__WHAT IS REQUIRED__. Rewrite the listing below with every "game-circle-button" changed to "game-community-button", keeping everything else the same.

__ITEMS__.
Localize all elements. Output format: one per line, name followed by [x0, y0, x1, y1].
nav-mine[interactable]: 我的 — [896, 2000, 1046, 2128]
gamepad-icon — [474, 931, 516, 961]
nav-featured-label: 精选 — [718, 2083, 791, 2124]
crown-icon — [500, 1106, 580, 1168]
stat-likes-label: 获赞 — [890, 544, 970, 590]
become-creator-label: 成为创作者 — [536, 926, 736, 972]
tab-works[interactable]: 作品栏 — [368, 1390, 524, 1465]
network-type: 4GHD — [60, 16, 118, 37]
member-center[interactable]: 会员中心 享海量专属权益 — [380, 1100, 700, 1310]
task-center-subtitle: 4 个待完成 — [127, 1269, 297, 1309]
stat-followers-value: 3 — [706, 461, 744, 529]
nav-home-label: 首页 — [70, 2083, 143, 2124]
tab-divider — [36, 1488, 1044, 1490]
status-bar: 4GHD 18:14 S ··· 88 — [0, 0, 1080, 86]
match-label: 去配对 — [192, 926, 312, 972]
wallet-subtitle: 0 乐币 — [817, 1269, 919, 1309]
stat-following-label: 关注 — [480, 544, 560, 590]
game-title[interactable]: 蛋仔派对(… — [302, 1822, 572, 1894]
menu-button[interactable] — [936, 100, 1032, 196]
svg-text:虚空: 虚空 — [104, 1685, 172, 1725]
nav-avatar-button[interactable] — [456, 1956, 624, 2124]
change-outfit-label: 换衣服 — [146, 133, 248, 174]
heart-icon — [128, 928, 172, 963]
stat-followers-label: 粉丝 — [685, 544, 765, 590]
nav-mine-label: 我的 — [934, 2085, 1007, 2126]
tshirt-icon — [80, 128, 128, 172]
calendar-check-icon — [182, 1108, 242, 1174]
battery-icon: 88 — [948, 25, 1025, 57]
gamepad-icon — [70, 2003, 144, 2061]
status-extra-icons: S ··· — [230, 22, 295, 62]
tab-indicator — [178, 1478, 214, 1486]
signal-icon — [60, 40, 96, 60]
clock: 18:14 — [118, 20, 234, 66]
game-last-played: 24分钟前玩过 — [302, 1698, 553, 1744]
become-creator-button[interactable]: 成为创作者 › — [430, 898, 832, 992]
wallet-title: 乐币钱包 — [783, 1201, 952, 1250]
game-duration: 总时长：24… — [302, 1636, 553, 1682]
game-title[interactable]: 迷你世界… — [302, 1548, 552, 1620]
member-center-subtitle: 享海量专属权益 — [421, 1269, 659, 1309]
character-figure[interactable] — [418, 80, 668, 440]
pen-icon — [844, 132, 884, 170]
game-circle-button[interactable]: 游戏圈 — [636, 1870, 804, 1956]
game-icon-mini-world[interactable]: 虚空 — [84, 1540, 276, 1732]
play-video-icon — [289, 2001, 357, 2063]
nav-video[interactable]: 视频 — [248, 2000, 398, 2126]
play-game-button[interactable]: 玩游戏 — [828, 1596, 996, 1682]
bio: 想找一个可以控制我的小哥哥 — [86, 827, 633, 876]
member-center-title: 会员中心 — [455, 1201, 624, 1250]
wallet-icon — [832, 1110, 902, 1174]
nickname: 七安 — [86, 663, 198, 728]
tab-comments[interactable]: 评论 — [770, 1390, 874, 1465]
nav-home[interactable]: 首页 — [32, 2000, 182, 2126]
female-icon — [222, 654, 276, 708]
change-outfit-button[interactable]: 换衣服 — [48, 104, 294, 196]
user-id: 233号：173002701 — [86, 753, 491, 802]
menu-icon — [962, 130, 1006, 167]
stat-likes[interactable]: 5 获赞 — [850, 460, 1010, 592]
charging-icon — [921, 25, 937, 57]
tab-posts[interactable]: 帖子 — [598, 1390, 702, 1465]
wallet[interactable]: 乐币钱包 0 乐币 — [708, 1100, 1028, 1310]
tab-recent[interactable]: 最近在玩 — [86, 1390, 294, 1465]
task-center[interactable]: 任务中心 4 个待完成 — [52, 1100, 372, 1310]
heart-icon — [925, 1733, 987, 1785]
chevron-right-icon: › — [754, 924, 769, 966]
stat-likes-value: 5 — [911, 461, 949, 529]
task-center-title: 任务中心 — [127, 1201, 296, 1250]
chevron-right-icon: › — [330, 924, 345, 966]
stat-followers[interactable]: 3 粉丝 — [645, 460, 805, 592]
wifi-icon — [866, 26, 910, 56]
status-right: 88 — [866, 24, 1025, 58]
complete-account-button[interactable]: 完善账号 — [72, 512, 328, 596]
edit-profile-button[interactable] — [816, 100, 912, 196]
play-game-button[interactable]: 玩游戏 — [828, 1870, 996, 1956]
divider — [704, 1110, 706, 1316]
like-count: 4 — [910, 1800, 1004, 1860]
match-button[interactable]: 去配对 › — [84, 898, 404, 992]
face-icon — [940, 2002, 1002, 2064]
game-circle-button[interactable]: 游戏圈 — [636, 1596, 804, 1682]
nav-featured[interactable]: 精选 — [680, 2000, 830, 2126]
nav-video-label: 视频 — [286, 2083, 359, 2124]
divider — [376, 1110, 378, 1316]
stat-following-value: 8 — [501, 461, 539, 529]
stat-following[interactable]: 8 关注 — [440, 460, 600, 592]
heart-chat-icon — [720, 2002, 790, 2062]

__SOLVED EXERCISE__.
Localize all elements. Output format: one per line, name followed by [x0, y0, x1, y1].
nav-mine[interactable]: 我的 — [896, 2000, 1046, 2128]
gamepad-icon — [474, 931, 516, 961]
nav-featured-label: 精选 — [718, 2083, 791, 2124]
crown-icon — [500, 1106, 580, 1168]
stat-likes-label: 获赞 — [890, 544, 970, 590]
become-creator-label: 成为创作者 — [536, 926, 736, 972]
tab-works[interactable]: 作品栏 — [368, 1390, 524, 1465]
network-type: 4GHD — [60, 16, 118, 37]
member-center[interactable]: 会员中心 享海量专属权益 — [380, 1100, 700, 1310]
task-center-subtitle: 4 个待完成 — [127, 1269, 297, 1309]
stat-followers-value: 3 — [706, 461, 744, 529]
nav-home-label: 首页 — [70, 2083, 143, 2124]
tab-divider — [36, 1488, 1044, 1490]
status-bar: 4GHD 18:14 S ··· 88 — [0, 0, 1080, 86]
match-label: 去配对 — [192, 926, 312, 972]
wallet-subtitle: 0 乐币 — [817, 1269, 919, 1309]
stat-following-label: 关注 — [480, 544, 560, 590]
game-title[interactable]: 蛋仔派对(… — [302, 1822, 572, 1894]
menu-button[interactable] — [936, 100, 1032, 196]
svg-text:虚空: 虚空 — [104, 1685, 172, 1725]
nav-avatar-button[interactable] — [456, 1956, 624, 2124]
change-outfit-label: 换衣服 — [146, 133, 248, 174]
heart-icon — [128, 928, 172, 963]
stat-followers-label: 粉丝 — [685, 544, 765, 590]
nav-mine-label: 我的 — [934, 2085, 1007, 2126]
tshirt-icon — [80, 128, 128, 172]
calendar-check-icon — [182, 1108, 242, 1174]
battery-icon: 88 — [948, 25, 1025, 57]
gamepad-icon — [70, 2003, 144, 2061]
status-extra-icons: S ··· — [230, 22, 295, 62]
tab-indicator — [178, 1478, 214, 1486]
signal-icon — [60, 40, 96, 60]
clock: 18:14 — [118, 20, 234, 66]
game-last-played: 24分钟前玩过 — [302, 1698, 553, 1744]
become-creator-button[interactable]: 成为创作者 › — [430, 898, 832, 992]
wallet-title: 乐币钱包 — [783, 1201, 952, 1250]
game-duration: 总时长：24… — [302, 1636, 553, 1682]
game-title[interactable]: 迷你世界… — [302, 1548, 552, 1620]
member-center-subtitle: 享海量专属权益 — [421, 1269, 659, 1309]
character-figure[interactable] — [418, 80, 668, 440]
pen-icon — [844, 132, 884, 170]
game-community-button[interactable]: 游戏圈 — [636, 1870, 804, 1956]
game-icon-mini-world[interactable]: 虚空 — [84, 1540, 276, 1732]
play-video-icon — [289, 2001, 357, 2063]
nav-video[interactable]: 视频 — [248, 2000, 398, 2126]
play-game-button[interactable]: 玩游戏 — [828, 1596, 996, 1682]
bio: 想找一个可以控制我的小哥哥 — [86, 827, 633, 876]
member-center-title: 会员中心 — [455, 1201, 624, 1250]
wallet-icon — [832, 1110, 902, 1174]
nickname: 七安 — [86, 663, 198, 728]
tab-comments[interactable]: 评论 — [770, 1390, 874, 1465]
nav-home[interactable]: 首页 — [32, 2000, 182, 2126]
female-icon — [222, 654, 276, 708]
change-outfit-button[interactable]: 换衣服 — [48, 104, 294, 196]
user-id: 233号：173002701 — [86, 753, 491, 802]
menu-icon — [962, 130, 1006, 167]
stat-likes[interactable]: 5 获赞 — [850, 460, 1010, 592]
charging-icon — [921, 25, 937, 57]
tab-posts[interactable]: 帖子 — [598, 1390, 702, 1465]
wallet[interactable]: 乐币钱包 0 乐币 — [708, 1100, 1028, 1310]
tab-recent[interactable]: 最近在玩 — [86, 1390, 294, 1465]
task-center[interactable]: 任务中心 4 个待完成 — [52, 1100, 372, 1310]
heart-icon — [925, 1733, 987, 1785]
chevron-right-icon: › — [754, 924, 769, 966]
stat-likes-value: 5 — [911, 461, 949, 529]
task-center-title: 任务中心 — [127, 1201, 296, 1250]
chevron-right-icon: › — [330, 924, 345, 966]
stat-followers[interactable]: 3 粉丝 — [645, 460, 805, 592]
wifi-icon — [866, 26, 910, 56]
status-right: 88 — [866, 24, 1025, 58]
complete-account-button[interactable]: 完善账号 — [72, 512, 328, 596]
edit-profile-button[interactable] — [816, 100, 912, 196]
play-game-button[interactable]: 玩游戏 — [828, 1870, 996, 1956]
divider — [704, 1110, 706, 1316]
like-count: 4 — [910, 1800, 1004, 1860]
match-button[interactable]: 去配对 › — [84, 898, 404, 992]
face-icon — [940, 2002, 1002, 2064]
game-community-button[interactable]: 游戏圈 — [636, 1596, 804, 1682]
nav-featured[interactable]: 精选 — [680, 2000, 830, 2126]
nav-video-label: 视频 — [286, 2083, 359, 2124]
divider — [376, 1110, 378, 1316]
stat-following-value: 8 — [501, 461, 539, 529]
stat-following[interactable]: 8 关注 — [440, 460, 600, 592]
heart-chat-icon — [720, 2002, 790, 2062]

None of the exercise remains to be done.